AIM ▸
Copy out all the data, word for word.

— BEGIN DATASET EXTRACT —

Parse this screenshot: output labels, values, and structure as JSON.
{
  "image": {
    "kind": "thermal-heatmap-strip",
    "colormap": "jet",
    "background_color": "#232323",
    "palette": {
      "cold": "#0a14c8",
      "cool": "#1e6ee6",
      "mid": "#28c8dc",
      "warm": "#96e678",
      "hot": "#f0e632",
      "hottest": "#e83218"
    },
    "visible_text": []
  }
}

— END DATASET EXTRACT —

ANSWER ▸
Parse this screenshot: output labels, values, and structure as JSON.
{
  "image": {
    "kind": "thermal-heatmap-strip",
    "colormap": "jet",
    "background_color": "#232323",
    "palette": {
      "cold": "#0a14c8",
      "cool": "#1e6ee6",
      "mid": "#28c8dc",
      "warm": "#96e678",
      "hot": "#f0e632",
      "hottest": "#e83218"
    },
    "visible_text": []
  }
}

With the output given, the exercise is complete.